Part of a data file
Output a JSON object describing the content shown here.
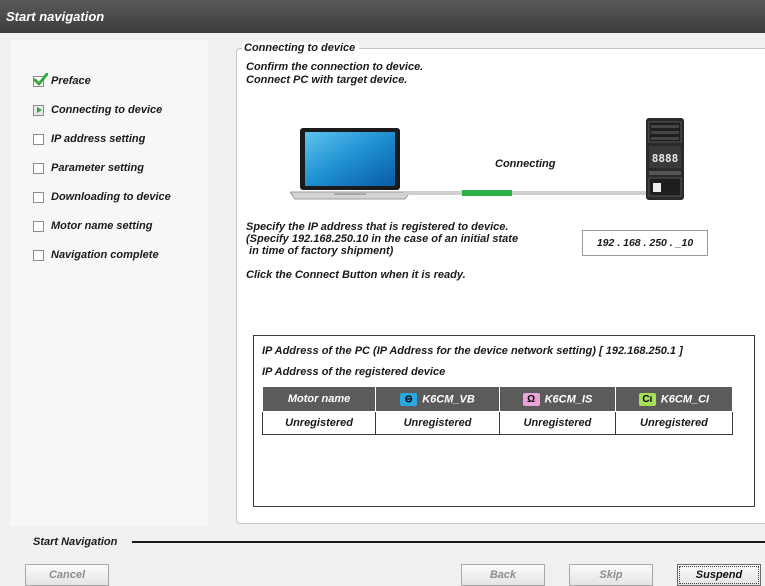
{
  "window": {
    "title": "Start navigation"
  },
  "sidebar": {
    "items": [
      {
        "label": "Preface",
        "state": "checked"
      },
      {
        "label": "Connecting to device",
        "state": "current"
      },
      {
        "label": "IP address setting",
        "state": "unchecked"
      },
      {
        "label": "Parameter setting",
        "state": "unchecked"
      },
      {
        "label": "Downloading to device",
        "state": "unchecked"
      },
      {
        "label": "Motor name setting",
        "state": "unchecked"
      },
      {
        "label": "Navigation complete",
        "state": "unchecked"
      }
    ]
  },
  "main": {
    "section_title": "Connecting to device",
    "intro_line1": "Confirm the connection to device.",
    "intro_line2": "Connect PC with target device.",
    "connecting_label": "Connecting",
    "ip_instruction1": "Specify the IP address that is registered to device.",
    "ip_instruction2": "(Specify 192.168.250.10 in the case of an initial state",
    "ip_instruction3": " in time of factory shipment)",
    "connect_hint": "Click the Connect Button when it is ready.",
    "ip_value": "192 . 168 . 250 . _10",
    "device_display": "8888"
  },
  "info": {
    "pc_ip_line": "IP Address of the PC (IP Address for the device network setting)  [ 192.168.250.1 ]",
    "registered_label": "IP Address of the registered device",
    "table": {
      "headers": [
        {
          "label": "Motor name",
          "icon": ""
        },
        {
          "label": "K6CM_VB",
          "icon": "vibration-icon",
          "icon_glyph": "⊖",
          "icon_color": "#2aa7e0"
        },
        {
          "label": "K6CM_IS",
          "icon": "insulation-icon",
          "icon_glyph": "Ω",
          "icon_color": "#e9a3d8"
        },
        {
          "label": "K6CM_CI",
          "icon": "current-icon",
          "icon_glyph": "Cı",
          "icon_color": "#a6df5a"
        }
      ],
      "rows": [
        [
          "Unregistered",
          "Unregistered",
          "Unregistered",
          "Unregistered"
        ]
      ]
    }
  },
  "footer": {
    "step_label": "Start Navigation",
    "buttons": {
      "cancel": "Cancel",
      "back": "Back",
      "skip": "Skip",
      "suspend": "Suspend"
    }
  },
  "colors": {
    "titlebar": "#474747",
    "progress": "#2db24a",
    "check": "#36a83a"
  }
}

---

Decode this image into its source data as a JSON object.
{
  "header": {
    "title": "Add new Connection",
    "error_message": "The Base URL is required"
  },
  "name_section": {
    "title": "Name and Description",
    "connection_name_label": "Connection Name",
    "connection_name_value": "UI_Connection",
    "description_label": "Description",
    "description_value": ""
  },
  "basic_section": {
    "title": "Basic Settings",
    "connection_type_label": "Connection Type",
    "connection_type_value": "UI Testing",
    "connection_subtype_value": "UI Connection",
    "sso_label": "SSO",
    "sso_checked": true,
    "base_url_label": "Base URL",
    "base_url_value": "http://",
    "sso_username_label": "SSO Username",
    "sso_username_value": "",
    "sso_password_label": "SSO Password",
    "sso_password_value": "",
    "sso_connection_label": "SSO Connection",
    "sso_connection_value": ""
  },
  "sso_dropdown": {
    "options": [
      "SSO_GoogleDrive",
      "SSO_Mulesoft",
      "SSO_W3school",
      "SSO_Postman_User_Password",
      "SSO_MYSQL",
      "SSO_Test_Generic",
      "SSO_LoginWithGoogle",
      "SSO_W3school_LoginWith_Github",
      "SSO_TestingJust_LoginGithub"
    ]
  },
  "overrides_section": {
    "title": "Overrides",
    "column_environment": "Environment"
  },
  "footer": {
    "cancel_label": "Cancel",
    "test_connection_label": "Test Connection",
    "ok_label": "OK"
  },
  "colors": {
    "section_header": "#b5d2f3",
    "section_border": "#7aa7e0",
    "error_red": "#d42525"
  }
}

---

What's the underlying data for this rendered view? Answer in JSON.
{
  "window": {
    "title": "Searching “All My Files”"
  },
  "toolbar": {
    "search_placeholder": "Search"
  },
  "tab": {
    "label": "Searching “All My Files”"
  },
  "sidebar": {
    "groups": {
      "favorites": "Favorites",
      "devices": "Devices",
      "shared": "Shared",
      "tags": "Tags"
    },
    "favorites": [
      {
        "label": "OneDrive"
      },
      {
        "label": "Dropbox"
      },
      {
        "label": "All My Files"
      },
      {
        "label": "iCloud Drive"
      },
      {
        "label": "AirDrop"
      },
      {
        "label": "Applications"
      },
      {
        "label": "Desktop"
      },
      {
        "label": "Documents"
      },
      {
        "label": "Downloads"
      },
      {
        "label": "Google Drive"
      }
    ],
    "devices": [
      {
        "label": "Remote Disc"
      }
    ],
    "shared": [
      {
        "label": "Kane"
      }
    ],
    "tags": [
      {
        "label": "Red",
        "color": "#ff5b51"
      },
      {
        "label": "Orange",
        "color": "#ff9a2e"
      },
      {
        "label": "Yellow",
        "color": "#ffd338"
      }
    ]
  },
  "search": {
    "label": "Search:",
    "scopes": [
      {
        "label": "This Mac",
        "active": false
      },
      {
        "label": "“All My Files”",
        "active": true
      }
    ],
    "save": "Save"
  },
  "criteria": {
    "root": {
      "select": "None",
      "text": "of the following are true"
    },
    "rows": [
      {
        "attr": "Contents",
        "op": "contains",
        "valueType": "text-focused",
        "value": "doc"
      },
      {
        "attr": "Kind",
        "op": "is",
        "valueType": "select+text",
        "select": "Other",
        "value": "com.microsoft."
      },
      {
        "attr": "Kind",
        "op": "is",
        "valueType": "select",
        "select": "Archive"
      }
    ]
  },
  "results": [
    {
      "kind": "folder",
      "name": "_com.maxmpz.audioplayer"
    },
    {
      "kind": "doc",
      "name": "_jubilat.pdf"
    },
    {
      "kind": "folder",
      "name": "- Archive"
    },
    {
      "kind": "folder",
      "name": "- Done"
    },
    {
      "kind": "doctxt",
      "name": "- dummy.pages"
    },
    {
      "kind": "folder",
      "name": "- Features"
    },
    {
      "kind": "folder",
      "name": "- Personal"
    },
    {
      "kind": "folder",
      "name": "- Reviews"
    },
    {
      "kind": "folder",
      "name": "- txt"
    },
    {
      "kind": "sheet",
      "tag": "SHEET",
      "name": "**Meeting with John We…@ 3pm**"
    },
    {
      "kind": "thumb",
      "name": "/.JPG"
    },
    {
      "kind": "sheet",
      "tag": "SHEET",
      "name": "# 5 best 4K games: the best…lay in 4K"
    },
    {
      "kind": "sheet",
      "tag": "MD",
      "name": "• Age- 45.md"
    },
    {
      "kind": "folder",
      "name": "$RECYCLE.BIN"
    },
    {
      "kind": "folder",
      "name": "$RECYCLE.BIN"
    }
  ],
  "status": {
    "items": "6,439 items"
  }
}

● What is asked
Count each line where the string "object" occurs, and write only the number.

● Task answer
2